Data entries
## BEGIN
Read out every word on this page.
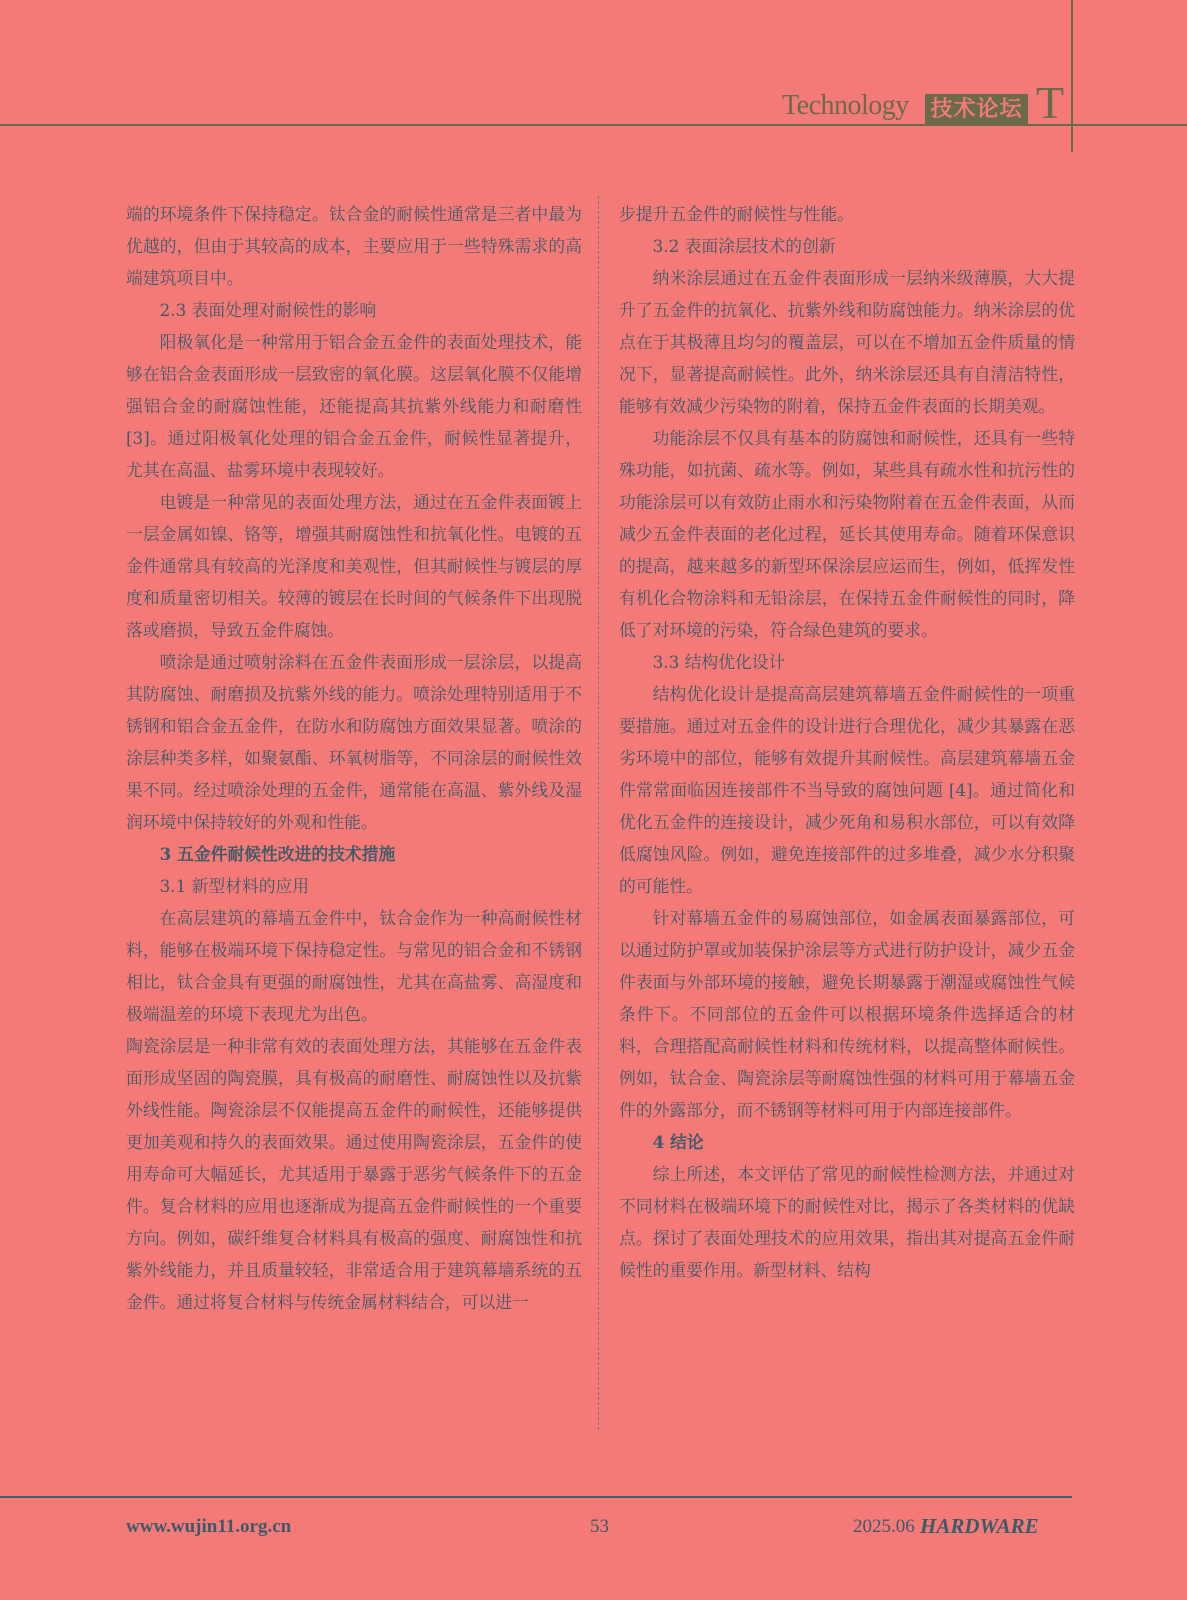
Technology 技术论坛 T

端的环境条件下保持稳定。钛合金的耐候性通常是三者中最为优越的，但由于其较高的成本，主要应用于一些特殊需求的高端建筑项目中。

2.3 表面处理对耐候性的影响

阳极氧化是一种常用于铝合金五金件的表面处理技术，能够在铝合金表面形成一层致密的氧化膜。这层氧化膜不仅能增强铝合金的耐腐蚀性能，还能提高其抗紫外线能力和耐磨性 [3]。通过阳极氧化处理的铝合金五金件，耐候性显著提升，尤其在高温、盐雾环境中表现较好。

电镀是一种常见的表面处理方法，通过在五金件表面镀上一层金属如镍、铬等，增强其耐腐蚀性和抗氧化性。电镀的五金件通常具有较高的光泽度和美观性，但其耐候性与镀层的厚度和质量密切相关。较薄的镀层在长时间的气候条件下出现脱落或磨损，导致五金件腐蚀。

喷涂是通过喷射涂料在五金件表面形成一层涂层，以提高其防腐蚀、耐磨损及抗紫外线的能力。喷涂处理特别适用于不锈钢和铝合金五金件，在防水和防腐蚀方面效果显著。喷涂的涂层种类多样，如聚氨酯、环氧树脂等，不同涂层的耐候性效果不同。经过喷涂处理的五金件，通常能在高温、紫外线及湿润环境中保持较好的外观和性能。

3 五金件耐候性改进的技术措施

3.1 新型材料的应用

在高层建筑的幕墙五金件中，钛合金作为一种高耐候性材料，能够在极端环境下保持稳定性。与常见的铝合金和不锈钢相比，钛合金具有更强的耐腐蚀性，尤其在高盐雾、高湿度和极端温差的环境下表现尤为出色。

陶瓷涂层是一种非常有效的表面处理方法，其能够在五金件表面形成坚固的陶瓷膜，具有极高的耐磨性、耐腐蚀性以及抗紫外线性能。陶瓷涂层不仅能提高五金件的耐候性，还能够提供更加美观和持久的表面效果。通过使用陶瓷涂层，五金件的使用寿命可大幅延长，尤其适用于暴露于恶劣气候条件下的五金件。复合材料的应用也逐渐成为提高五金件耐候性的一个重要方向。例如，碳纤维复合材料具有极高的强度、耐腐蚀性和抗紫外线能力，并且质量较轻，非常适合用于建筑幕墙系统的五金件。通过将复合材料与传统金属材料结合，可以进一

步提升五金件的耐候性与性能。

3.2 表面涂层技术的创新

纳米涂层通过在五金件表面形成一层纳米级薄膜，大大提升了五金件的抗氧化、抗紫外线和防腐蚀能力。纳米涂层的优点在于其极薄且均匀的覆盖层，可以在不增加五金件质量的情况下，显著提高耐候性。此外，纳米涂层还具有自清洁特性，能够有效减少污染物的附着，保持五金件表面的长期美观。

功能涂层不仅具有基本的防腐蚀和耐候性，还具有一些特殊功能，如抗菌、疏水等。例如，某些具有疏水性和抗污性的功能涂层可以有效防止雨水和污染物附着在五金件表面，从而减少五金件表面的老化过程，延长其使用寿命。随着环保意识的提高，越来越多的新型环保涂层应运而生，例如，低挥发性有机化合物涂料和无铅涂层，在保持五金件耐候性的同时，降低了对环境的污染，符合绿色建筑的要求。

3.3 结构优化设计

结构优化设计是提高高层建筑幕墙五金件耐候性的一项重要措施。通过对五金件的设计进行合理优化，减少其暴露在恶劣环境中的部位，能够有效提升其耐候性。高层建筑幕墙五金件常常面临因连接部件不当导致的腐蚀问题 [4]。通过简化和优化五金件的连接设计，减少死角和易积水部位，可以有效降低腐蚀风险。例如，避免连接部件的过多堆叠，减少水分积聚的可能性。

针对幕墙五金件的易腐蚀部位，如金属表面暴露部位，可以通过防护罩或加装保护涂层等方式进行防护设计，减少五金件表面与外部环境的接触，避免长期暴露于潮湿或腐蚀性气候条件下。不同部位的五金件可以根据环境条件选择适合的材料，合理搭配高耐候性材料和传统材料，以提高整体耐候性。例如，钛合金、陶瓷涂层等耐腐蚀性强的材料可用于幕墙五金件的外露部分，而不锈钢等材料可用于内部连接部件。

4 结论

综上所述，本文评估了常见的耐候性检测方法，并通过对不同材料在极端环境下的耐候性对比，揭示了各类材料的优缺点。探讨了表面处理技术的应用效果，指出其对提高五金件耐候性的重要作用。新型材料、结构

www.wujin11.org.cn	53	2025.06 HARDWARE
## END
EXERCISE REQUIREMENTS> Reproduce the entries exactly. Do not carry over any picture.

WORKED SOLUTION>
Read out every word on this page.
Technology 技术论坛 T

端的环境条件下保持稳定。钛合金的耐候性通常是三者中最为优越的，但由于其较高的成本，主要应用于一些特殊需求的高端建筑项目中。

2.3 表面处理对耐候性的影响

阳极氧化是一种常用于铝合金五金件的表面处理技术，能够在铝合金表面形成一层致密的氧化膜。这层氧化膜不仅能增强铝合金的耐腐蚀性能，还能提高其抗紫外线能力和耐磨性 [3]。通过阳极氧化处理的铝合金五金件，耐候性显著提升，尤其在高温、盐雾环境中表现较好。

电镀是一种常见的表面处理方法，通过在五金件表面镀上一层金属如镍、铬等，增强其耐腐蚀性和抗氧化性。电镀的五金件通常具有较高的光泽度和美观性，但其耐候性与镀层的厚度和质量密切相关。较薄的镀层在长时间的气候条件下出现脱落或磨损，导致五金件腐蚀。

喷涂是通过喷射涂料在五金件表面形成一层涂层，以提高其防腐蚀、耐磨损及抗紫外线的能力。喷涂处理特别适用于不锈钢和铝合金五金件，在防水和防腐蚀方面效果显著。喷涂的涂层种类多样，如聚氨酯、环氧树脂等，不同涂层的耐候性效果不同。经过喷涂处理的五金件，通常能在高温、紫外线及湿润环境中保持较好的外观和性能。

3 五金件耐候性改进的技术措施

3.1 新型材料的应用

在高层建筑的幕墙五金件中，钛合金作为一种高耐候性材料，能够在极端环境下保持稳定性。与常见的铝合金和不锈钢相比，钛合金具有更强的耐腐蚀性，尤其在高盐雾、高湿度和极端温差的环境下表现尤为出色。

陶瓷涂层是一种非常有效的表面处理方法，其能够在五金件表面形成坚固的陶瓷膜，具有极高的耐磨性、耐腐蚀性以及抗紫外线性能。陶瓷涂层不仅能提高五金件的耐候性，还能够提供更加美观和持久的表面效果。通过使用陶瓷涂层，五金件的使用寿命可大幅延长，尤其适用于暴露于恶劣气候条件下的五金件。复合材料的应用也逐渐成为提高五金件耐候性的一个重要方向。例如，碳纤维复合材料具有极高的强度、耐腐蚀性和抗紫外线能力，并且质量较轻，非常适合用于建筑幕墙系统的五金件。通过将复合材料与传统金属材料结合，可以进一

步提升五金件的耐候性与性能。

3.2 表面涂层技术的创新

纳米涂层通过在五金件表面形成一层纳米级薄膜，大大提升了五金件的抗氧化、抗紫外线和防腐蚀能力。纳米涂层的优点在于其极薄且均匀的覆盖层，可以在不增加五金件质量的情况下，显著提高耐候性。此外，纳米涂层还具有自清洁特性，能够有效减少污染物的附着，保持五金件表面的长期美观。

功能涂层不仅具有基本的防腐蚀和耐候性，还具有一些特殊功能，如抗菌、疏水等。例如，某些具有疏水性和抗污性的功能涂层可以有效防止雨水和污染物附着在五金件表面，从而减少五金件表面的老化过程，延长其使用寿命。随着环保意识的提高，越来越多的新型环保涂层应运而生，例如，低挥发性有机化合物涂料和无铅涂层，在保持五金件耐候性的同时，降低了对环境的污染，符合绿色建筑的要求。

3.3 结构优化设计

结构优化设计是提高高层建筑幕墙五金件耐候性的一项重要措施。通过对五金件的设计进行合理优化，减少其暴露在恶劣环境中的部位，能够有效提升其耐候性。高层建筑幕墙五金件常常面临因连接部件不当导致的腐蚀问题 [4]。通过简化和优化五金件的连接设计，减少死角和易积水部位，可以有效降低腐蚀风险。例如，避免连接部件的过多堆叠，减少水分积聚的可能性。

针对幕墙五金件的易腐蚀部位，如金属表面暴露部位，可以通过防护罩或加装保护涂层等方式进行防护设计，减少五金件表面与外部环境的接触，避免长期暴露于潮湿或腐蚀性气候条件下。不同部位的五金件可以根据环境条件选择适合的材料，合理搭配高耐候性材料和传统材料，以提高整体耐候性。例如，钛合金、陶瓷涂层等耐腐蚀性强的材料可用于幕墙五金件的外露部分，而不锈钢等材料可用于内部连接部件。

4 结论

综上所述，本文评估了常见的耐候性检测方法，并通过对不同材料在极端环境下的耐候性对比，揭示了各类材料的优缺点。探讨了表面处理技术的应用效果，指出其对提高五金件耐候性的重要作用。新型材料、结构

www.wujin11.org.cn	53	2025.06 HARDWARE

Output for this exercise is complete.